◆ TASK STATEMENT ◆
Reproduce every entry exactly and leave its pictures out.

- - - - -

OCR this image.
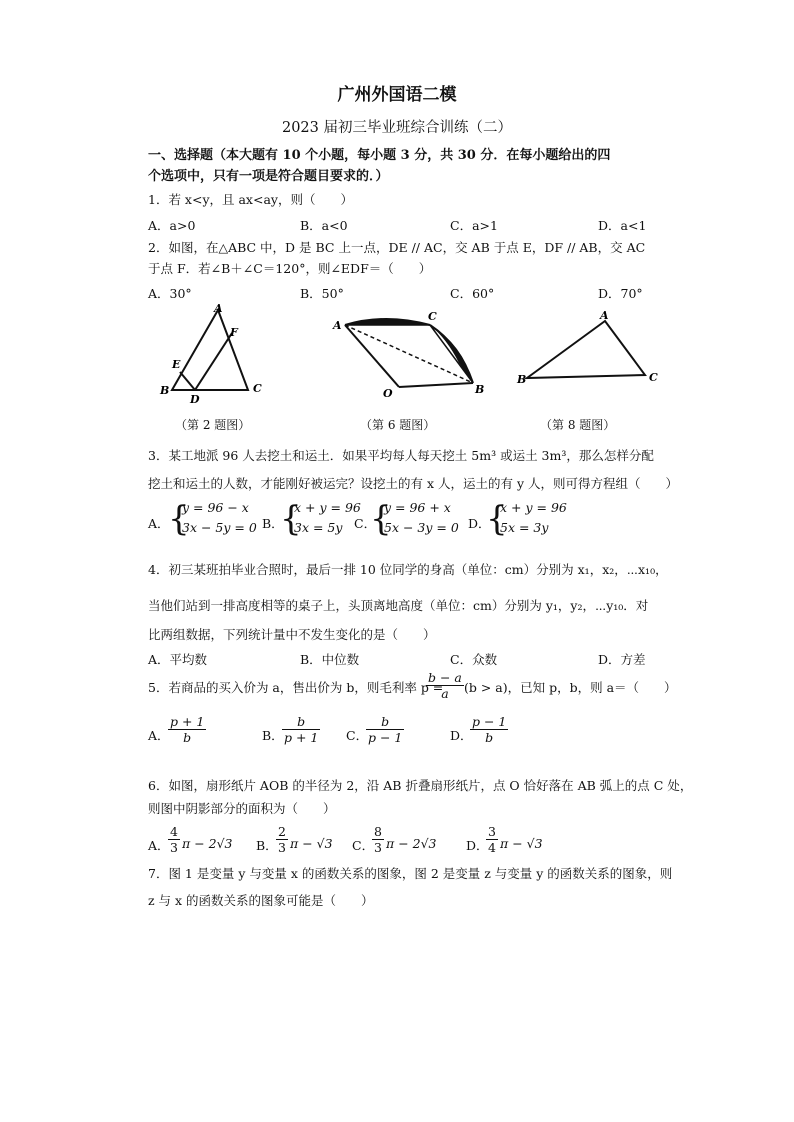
广州外国语二模
2023 届初三毕业班综合训练（二）
一、选择题（本大题有 10 个小题，每小题 3 分，共 30 分．在每小题给出的四
个选项中，只有一项是符合题目要求的．）
1．若 x<y，且 ax<ay，则（　　）
A．a>0	B．a<0	C．a>1	D．a<1
2．如图，在△ABC 中，D 是 BC 上一点，DE // AC，交 AB 于点 E，DF // AB，交 AC
于点 F．若∠B＋∠C＝120°，则∠EDF＝（　　）
A．30°	B．50°	C．60°	D．70°
A
B	C
D
E
F
A
C
B
O
A
B	C
（第 2 题图）	（第 6 题图）	（第 8 题图）
3．某工地派 96 人去挖土和运土．如果平均每人每天挖土 5m³ 或运土 3m³，那么怎样分配
挖土和运土的人数，才能刚好被运完？设挖土的有 x 人，运土的有 y 人，则可得方程组（　　）
A．
{
y = 96 − x
3x − 5y = 0 B．
{
x + y = 96
3x = 5y C．
{
y = 96 + x
5x − 3y = 0 D．
{
x + y = 96
5x = 3y
4．初三某班拍毕业合照时，最后一排 10 位同学的身高（单位：cm）分别为 x₁，x₂，⋯x₁₀，
当他们站到一排高度相等的桌子上，头顶离地高度（单位：cm）分别为 y₁，y₂，⋯y₁₀．对
比两组数据，下列统计量中不发生变化的是（　　）
A．平均数	B．中位数	C．众数	D．方差
5．若商品的买入价为 a，售出价为 b，则毛利率 p =
$\frac{b - a}{a} (b > a)$，已知 p，b，则 a＝（　　）
A．
$\frac{p + 1}{b}$	B．
$\frac{b}{p + 1}$ C．
$\frac{b}{p - 1}$	D．
$\frac{p - 1}{b}$
6．如图，扇形纸片 AOB 的半径为 2，沿 AB 折叠扇形纸片，点 O 恰好落在 AB 弧上的点 C 处，
则图中阴影部分的面积为（　　）
A．
$\frac{4}{3}$ π − 2√3 B．
$\frac{2}{3}$ π − √3 C．
$\frac{8}{3}$ π − 2√3 D．
$\frac{3}{4}$ π − √3
7．图 1 是变量 y 与变量 x 的函数关系的图象，图 2 是变量 z 与变量 y 的函数关系的图象，则
z 与 x 的函数关系的图象可能是（　　）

- - - - -

◆ OUTPUT BELOW ◆
OCR this image.
广州外国语二模
2023 届初三毕业班综合训练（二）
一、选择题（本大题有 10 个小题，每小题 3 分，共 30 分．在每小题给出的四
个选项中，只有一项是符合题目要求的．）
1．若 x<y，且 ax<ay，则（　　）
A．a>0	B．a<0	C．a>1	D．a<1
2．如图，在△ABC 中，D 是 BC 上一点，DE // AC，交 AB 于点 E，DF // AB，交 AC
于点 F．若∠B＋∠C＝120°，则∠EDF＝（　　）
A．30°	B．50°	C．60°	D．70°
A
B	C
D
E
F
A
C
B
O
A
B	C
（第 2 题图）	（第 6 题图）	（第 8 题图）
3．某工地派 96 人去挖土和运土．如果平均每人每天挖土 5m³ 或运土 3m³，那么怎样分配
挖土和运土的人数，才能刚好被运完？设挖土的有 x 人，运土的有 y 人，则可得方程组（　　）
A．
{
y = 96 − x
3x − 5y = 0 B．
{
x + y = 96
3x = 5y C．
{
y = 96 + x
5x − 3y = 0 D．
{
x + y = 96
5x = 3y
4．初三某班拍毕业合照时，最后一排 10 位同学的身高（单位：cm）分别为 x₁，x₂，⋯x₁₀，
当他们站到一排高度相等的桌子上，头顶离地高度（单位：cm）分别为 y₁，y₂，⋯y₁₀．对
比两组数据，下列统计量中不发生变化的是（　　）
A．平均数	B．中位数	C．众数	D．方差
5．若商品的买入价为 a，售出价为 b，则毛利率 p =
$\frac{b - a}{a} (b > a)$，已知 p，b，则 a＝（　　）
A．
$\frac{p + 1}{b}$	B．
$\frac{b}{p + 1}$ C．
$\frac{b}{p - 1}$	D．
$\frac{p - 1}{b}$
6．如图，扇形纸片 AOB 的半径为 2，沿 AB 折叠扇形纸片，点 O 恰好落在 AB 弧上的点 C 处，
则图中阴影部分的面积为（　　）
A．
$\frac{4}{3}$ π − 2√3 B．
$\frac{2}{3}$ π − √3 C．
$\frac{8}{3}$ π − 2√3 D．
$\frac{3}{4}$ π − √3
7．图 1 是变量 y 与变量 x 的函数关系的图象，图 2 是变量 z 与变量 y 的函数关系的图象，则
z 与 x 的函数关系的图象可能是（　　）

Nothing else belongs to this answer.